Begin

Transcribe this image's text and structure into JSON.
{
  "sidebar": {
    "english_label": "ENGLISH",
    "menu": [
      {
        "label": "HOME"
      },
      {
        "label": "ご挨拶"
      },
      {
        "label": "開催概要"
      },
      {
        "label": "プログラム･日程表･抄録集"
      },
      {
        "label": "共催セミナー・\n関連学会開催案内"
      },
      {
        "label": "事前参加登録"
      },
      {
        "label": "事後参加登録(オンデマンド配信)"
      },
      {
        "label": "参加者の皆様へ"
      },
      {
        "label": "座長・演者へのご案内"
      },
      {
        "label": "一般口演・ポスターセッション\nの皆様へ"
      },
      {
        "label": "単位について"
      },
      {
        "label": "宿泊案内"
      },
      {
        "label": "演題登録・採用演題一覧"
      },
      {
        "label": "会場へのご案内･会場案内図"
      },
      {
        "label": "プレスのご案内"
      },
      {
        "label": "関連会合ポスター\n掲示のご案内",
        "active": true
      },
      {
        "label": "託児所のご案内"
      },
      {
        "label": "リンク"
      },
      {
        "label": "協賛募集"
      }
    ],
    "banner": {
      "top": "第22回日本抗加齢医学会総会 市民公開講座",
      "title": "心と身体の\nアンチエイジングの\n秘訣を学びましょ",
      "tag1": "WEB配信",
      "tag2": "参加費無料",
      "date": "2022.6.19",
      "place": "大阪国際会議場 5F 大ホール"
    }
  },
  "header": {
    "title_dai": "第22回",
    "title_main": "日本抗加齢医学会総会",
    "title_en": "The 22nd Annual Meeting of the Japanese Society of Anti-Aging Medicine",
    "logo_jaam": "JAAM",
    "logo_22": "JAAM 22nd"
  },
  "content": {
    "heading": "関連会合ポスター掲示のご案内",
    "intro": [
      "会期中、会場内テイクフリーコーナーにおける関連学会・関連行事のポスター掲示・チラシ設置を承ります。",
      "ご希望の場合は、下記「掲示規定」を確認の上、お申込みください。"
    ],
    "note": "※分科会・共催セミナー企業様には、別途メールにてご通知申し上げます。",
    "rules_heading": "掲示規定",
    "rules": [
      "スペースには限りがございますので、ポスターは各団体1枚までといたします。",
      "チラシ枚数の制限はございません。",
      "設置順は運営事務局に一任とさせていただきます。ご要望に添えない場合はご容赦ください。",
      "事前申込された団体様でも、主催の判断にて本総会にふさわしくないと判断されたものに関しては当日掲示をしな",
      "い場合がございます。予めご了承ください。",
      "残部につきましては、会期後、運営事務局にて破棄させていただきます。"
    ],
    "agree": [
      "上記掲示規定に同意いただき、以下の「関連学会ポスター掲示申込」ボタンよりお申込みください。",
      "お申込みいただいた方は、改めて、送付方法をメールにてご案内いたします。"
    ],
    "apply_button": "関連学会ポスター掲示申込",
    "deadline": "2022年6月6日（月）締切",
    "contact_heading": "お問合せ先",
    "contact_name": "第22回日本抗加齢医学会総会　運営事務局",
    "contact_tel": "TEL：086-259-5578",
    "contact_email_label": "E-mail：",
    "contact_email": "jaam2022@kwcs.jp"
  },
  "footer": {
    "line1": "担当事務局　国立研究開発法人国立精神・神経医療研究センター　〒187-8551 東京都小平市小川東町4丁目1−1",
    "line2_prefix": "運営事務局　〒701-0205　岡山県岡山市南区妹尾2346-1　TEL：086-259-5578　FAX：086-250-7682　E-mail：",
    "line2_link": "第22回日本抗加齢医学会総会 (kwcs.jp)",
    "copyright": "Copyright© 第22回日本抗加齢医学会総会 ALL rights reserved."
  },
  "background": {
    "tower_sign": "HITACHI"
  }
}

End

TASK TO CARRY OUT.
Every entry should be printed again exactly as written.

COMPLETE OUTPUT.
Transcribe this image's text and structure into JSON.
{
  "sidebar": {
    "english_label": "ENGLISH",
    "menu": [
      {
        "label": "HOME"
      },
      {
        "label": "ご挨拶"
      },
      {
        "label": "開催概要"
      },
      {
        "label": "プログラム･日程表･抄録集"
      },
      {
        "label": "共催セミナー・\n関連学会開催案内"
      },
      {
        "label": "事前参加登録"
      },
      {
        "label": "事後参加登録(オンデマンド配信)"
      },
      {
        "label": "参加者の皆様へ"
      },
      {
        "label": "座長・演者へのご案内"
      },
      {
        "label": "一般口演・ポスターセッション\nの皆様へ"
      },
      {
        "label": "単位について"
      },
      {
        "label": "宿泊案内"
      },
      {
        "label": "演題登録・採用演題一覧"
      },
      {
        "label": "会場へのご案内･会場案内図"
      },
      {
        "label": "プレスのご案内"
      },
      {
        "label": "関連会合ポスター\n掲示のご案内",
        "active": true
      },
      {
        "label": "託児所のご案内"
      },
      {
        "label": "リンク"
      },
      {
        "label": "協賛募集"
      }
    ],
    "banner": {
      "top": "第22回日本抗加齢医学会総会 市民公開講座",
      "title": "心と身体の\nアンチエイジングの\n秘訣を学びましょ",
      "tag1": "WEB配信",
      "tag2": "参加費無料",
      "date": "2022.6.19",
      "place": "大阪国際会議場 5F 大ホール"
    }
  },
  "header": {
    "title_dai": "第22回",
    "title_main": "日本抗加齢医学会総会",
    "title_en": "The 22nd Annual Meeting of the Japanese Society of Anti-Aging Medicine",
    "logo_jaam": "JAAM",
    "logo_22": "JAAM 22nd"
  },
  "content": {
    "heading": "関連会合ポスター掲示のご案内",
    "intro": [
      "会期中、会場内テイクフリーコーナーにおける関連学会・関連行事のポスター掲示・チラシ設置を承ります。",
      "ご希望の場合は、下記「掲示規定」を確認の上、お申込みください。"
    ],
    "note": "※分科会・共催セミナー企業様には、別途メールにてご通知申し上げます。",
    "rules_heading": "掲示規定",
    "rules": [
      "スペースには限りがございますので、ポスターは各団体1枚までといたします。",
      "チラシ枚数の制限はございません。",
      "設置順は運営事務局に一任とさせていただきます。ご要望に添えない場合はご容赦ください。",
      "事前申込された団体様でも、主催の判断にて本総会にふさわしくないと判断されたものに関しては当日掲示をしな",
      "い場合がございます。予めご了承ください。",
      "残部につきましては、会期後、運営事務局にて破棄させていただきます。"
    ],
    "agree": [
      "上記掲示規定に同意いただき、以下の「関連学会ポスター掲示申込」ボタンよりお申込みください。",
      "お申込みいただいた方は、改めて、送付方法をメールにてご案内いたします。"
    ],
    "apply_button": "関連学会ポスター掲示申込",
    "deadline": "2022年6月6日（月）締切",
    "contact_heading": "お問合せ先",
    "contact_name": "第22回日本抗加齢医学会総会　運営事務局",
    "contact_tel": "TEL：086-259-5578",
    "contact_email_label": "E-mail：",
    "contact_email": "jaam2022@kwcs.jp"
  },
  "footer": {
    "line1": "担当事務局　国立研究開発法人国立精神・神経医療研究センター　〒187-8551 東京都小平市小川東町4丁目1−1",
    "line2_prefix": "運営事務局　〒701-0205　岡山県岡山市南区妹尾2346-1　TEL：086-259-5578　FAX：086-250-7682　E-mail：",
    "line2_link": "第22回日本抗加齢医学会総会 (kwcs.jp)",
    "copyright": "Copyright© 第22回日本抗加齢医学会総会 ALL rights reserved."
  },
  "background": {
    "tower_sign": "HITACHI"
  }
}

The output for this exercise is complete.